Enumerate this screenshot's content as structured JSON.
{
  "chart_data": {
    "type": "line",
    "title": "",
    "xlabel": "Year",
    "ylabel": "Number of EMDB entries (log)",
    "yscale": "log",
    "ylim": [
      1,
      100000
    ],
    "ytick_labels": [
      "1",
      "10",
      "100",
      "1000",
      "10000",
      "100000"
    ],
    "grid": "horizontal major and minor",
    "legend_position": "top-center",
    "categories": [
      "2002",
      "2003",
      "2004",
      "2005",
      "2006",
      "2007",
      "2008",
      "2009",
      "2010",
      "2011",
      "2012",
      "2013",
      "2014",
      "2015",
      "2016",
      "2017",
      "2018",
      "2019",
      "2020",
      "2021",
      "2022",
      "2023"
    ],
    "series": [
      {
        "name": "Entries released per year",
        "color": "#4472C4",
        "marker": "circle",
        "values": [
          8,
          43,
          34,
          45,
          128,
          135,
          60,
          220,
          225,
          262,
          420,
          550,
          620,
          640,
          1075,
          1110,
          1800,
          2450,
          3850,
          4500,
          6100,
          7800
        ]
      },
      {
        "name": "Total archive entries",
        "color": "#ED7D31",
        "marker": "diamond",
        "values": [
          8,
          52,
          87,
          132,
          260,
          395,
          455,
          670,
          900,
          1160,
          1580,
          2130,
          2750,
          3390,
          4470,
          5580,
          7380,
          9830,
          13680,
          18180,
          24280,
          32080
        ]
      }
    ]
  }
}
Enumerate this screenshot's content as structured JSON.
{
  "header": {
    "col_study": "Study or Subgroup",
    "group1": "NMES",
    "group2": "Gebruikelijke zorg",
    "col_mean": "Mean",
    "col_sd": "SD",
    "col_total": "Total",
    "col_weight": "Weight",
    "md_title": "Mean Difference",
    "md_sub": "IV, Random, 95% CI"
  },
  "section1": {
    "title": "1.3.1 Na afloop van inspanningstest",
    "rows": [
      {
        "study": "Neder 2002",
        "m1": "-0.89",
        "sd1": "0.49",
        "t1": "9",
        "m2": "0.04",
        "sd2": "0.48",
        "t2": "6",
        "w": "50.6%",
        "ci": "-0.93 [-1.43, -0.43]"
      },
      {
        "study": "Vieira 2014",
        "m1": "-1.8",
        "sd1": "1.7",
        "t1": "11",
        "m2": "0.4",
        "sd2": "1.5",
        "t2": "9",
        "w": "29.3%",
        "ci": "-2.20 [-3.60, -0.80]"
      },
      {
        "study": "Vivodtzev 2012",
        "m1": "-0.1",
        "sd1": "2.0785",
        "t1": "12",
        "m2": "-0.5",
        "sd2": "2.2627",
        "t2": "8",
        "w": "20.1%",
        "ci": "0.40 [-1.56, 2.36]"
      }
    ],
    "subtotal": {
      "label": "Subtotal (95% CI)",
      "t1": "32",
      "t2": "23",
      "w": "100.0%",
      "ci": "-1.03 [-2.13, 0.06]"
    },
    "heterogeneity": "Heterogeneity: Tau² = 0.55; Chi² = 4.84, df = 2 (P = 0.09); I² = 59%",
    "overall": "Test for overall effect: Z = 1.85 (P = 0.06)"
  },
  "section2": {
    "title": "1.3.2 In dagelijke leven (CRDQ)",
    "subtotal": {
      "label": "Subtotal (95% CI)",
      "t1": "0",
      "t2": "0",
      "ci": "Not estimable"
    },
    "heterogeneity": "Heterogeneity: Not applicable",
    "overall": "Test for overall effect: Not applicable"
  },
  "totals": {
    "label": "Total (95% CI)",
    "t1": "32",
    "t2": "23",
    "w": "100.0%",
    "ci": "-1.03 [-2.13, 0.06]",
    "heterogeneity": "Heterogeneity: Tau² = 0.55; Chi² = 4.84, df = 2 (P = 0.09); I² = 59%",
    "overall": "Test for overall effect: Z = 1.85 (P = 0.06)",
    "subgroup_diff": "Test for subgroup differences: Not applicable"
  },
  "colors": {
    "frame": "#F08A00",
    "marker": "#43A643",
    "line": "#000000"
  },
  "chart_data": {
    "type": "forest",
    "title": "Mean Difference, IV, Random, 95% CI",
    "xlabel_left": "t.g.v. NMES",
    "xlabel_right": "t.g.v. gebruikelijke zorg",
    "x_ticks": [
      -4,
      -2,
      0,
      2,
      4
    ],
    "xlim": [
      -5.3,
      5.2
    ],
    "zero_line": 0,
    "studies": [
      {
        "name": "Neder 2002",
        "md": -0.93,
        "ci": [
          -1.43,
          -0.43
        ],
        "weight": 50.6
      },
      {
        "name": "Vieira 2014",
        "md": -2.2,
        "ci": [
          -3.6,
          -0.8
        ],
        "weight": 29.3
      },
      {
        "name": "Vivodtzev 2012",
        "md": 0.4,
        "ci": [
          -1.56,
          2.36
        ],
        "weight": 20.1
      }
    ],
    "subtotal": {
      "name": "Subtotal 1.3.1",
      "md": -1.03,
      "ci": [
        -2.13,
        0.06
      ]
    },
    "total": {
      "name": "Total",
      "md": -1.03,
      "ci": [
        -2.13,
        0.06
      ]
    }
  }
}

--- --- ---

→ To do: Pick out each line above that includes "applicable" and show it.

→ Answer:
    "heterogeneity": "Heterogeneity: Not applicable",
    "overall": "Test for overall effect: Not applicable"
    "subgroup_diff": "Test for subgroup differences: Not applicable"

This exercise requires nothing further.